▶ _Aim_
Filter the records below for the word "INVERSIONES". Copy each line that holds it.

▶ _Available data_

* * * * * * * * *

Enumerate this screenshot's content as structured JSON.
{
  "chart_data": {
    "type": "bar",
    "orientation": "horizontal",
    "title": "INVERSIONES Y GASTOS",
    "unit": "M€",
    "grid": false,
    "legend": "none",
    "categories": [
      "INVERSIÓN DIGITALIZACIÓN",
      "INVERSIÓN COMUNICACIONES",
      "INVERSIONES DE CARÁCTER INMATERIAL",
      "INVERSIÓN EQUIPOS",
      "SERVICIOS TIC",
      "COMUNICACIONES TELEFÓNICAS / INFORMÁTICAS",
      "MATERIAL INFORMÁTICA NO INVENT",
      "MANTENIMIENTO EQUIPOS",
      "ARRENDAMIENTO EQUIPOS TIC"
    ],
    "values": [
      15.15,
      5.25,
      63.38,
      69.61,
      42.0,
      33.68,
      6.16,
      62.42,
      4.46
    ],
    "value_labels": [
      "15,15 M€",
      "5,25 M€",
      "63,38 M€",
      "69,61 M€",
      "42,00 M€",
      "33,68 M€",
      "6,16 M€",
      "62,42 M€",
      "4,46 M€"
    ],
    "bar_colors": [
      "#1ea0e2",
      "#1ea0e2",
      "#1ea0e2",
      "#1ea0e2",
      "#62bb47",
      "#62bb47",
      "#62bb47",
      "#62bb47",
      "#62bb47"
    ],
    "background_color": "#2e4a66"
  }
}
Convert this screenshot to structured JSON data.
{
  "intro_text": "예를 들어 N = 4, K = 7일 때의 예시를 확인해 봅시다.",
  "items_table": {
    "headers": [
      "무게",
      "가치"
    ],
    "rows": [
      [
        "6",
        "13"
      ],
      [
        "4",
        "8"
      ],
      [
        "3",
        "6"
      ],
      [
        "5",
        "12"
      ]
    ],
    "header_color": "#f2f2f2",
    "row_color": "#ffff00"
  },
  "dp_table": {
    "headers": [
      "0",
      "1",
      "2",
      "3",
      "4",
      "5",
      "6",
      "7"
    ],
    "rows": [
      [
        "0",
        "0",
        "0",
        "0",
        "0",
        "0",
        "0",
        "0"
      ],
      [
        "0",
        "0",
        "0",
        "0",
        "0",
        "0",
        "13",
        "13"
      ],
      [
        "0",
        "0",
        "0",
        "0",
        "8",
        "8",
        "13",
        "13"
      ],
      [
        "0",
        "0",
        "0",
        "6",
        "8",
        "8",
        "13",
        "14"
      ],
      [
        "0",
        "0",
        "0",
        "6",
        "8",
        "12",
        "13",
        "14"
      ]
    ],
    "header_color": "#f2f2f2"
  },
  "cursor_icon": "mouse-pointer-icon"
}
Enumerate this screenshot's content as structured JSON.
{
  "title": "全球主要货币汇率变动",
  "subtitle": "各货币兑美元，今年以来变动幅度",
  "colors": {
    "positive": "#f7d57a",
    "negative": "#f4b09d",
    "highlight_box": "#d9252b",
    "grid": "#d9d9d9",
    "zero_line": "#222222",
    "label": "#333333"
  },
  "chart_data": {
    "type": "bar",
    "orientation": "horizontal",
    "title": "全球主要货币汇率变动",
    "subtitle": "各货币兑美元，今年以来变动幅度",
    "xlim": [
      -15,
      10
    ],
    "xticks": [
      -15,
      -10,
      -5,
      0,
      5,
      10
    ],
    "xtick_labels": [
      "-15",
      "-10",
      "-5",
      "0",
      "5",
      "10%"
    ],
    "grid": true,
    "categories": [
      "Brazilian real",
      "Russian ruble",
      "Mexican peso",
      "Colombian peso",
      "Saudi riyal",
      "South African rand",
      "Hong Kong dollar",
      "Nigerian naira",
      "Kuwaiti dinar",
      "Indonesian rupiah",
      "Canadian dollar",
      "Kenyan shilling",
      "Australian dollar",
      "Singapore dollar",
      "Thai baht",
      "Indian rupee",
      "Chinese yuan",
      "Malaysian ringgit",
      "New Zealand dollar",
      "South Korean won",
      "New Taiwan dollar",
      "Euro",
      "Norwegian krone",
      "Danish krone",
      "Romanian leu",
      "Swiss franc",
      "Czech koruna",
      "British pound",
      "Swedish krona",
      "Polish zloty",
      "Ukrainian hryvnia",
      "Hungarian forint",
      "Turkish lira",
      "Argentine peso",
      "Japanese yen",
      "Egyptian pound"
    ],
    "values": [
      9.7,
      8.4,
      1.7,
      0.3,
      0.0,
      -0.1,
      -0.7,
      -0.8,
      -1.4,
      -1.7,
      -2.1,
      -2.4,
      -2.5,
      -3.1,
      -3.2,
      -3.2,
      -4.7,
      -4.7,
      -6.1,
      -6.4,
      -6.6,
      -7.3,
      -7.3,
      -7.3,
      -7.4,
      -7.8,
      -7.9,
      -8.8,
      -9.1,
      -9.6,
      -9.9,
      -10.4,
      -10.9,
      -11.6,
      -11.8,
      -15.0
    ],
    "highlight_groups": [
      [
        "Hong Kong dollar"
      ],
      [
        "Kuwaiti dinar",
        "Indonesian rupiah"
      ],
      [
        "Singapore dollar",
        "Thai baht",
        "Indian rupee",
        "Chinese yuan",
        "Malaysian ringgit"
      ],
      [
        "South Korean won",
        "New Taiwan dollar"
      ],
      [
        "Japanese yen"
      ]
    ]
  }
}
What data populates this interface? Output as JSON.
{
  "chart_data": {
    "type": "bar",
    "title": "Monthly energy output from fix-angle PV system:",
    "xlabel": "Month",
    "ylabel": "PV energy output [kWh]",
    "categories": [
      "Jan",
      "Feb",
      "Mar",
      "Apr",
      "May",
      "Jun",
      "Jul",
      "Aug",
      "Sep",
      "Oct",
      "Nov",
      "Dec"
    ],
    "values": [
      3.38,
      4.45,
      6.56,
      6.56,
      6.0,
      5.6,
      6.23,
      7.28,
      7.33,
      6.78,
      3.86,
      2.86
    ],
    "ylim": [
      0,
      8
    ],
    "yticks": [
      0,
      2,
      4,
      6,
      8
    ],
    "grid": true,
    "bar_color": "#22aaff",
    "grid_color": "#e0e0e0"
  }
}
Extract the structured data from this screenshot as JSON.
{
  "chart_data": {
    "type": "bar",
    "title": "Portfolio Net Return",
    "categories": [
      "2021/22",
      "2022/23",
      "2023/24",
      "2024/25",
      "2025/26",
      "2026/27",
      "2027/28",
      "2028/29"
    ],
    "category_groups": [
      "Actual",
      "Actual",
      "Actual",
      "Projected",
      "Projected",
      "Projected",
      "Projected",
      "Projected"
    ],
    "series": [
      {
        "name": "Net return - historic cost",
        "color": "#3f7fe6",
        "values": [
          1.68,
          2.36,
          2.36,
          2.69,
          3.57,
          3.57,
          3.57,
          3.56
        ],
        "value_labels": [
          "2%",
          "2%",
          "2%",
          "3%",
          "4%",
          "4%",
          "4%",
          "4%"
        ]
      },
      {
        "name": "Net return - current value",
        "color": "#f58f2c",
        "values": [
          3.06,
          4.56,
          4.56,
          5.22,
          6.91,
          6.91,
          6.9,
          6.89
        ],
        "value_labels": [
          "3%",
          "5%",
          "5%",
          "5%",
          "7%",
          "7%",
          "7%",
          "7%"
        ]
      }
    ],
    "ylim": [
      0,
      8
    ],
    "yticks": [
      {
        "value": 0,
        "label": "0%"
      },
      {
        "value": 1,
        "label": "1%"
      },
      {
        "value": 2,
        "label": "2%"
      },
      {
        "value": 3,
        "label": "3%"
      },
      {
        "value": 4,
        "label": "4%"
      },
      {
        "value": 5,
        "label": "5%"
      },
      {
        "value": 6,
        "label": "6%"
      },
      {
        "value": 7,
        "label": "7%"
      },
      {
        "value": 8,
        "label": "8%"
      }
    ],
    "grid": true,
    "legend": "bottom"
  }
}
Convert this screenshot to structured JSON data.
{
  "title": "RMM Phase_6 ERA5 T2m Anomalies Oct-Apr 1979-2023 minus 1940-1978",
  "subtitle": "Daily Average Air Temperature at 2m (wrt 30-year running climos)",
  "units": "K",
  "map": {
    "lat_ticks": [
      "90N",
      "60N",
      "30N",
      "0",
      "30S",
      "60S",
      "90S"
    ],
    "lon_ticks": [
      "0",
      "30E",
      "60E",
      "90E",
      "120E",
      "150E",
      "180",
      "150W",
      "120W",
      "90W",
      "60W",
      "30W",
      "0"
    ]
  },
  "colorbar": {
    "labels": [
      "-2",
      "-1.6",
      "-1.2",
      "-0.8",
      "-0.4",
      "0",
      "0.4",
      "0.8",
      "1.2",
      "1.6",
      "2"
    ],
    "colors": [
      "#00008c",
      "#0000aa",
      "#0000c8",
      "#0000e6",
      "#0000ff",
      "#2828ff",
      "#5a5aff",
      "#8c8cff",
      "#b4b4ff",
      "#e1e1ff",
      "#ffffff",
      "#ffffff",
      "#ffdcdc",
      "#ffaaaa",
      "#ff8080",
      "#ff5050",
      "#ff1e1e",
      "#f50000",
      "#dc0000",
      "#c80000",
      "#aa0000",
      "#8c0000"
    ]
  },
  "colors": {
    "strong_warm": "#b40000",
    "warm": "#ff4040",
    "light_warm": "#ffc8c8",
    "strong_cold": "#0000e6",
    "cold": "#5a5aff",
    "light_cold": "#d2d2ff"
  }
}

* * * * * * * * *

▶ _Result for this exercise_
    "title": "INVERSIONES Y GASTOS",
      "INVERSIONES DE CARÁCTER INMATERIAL",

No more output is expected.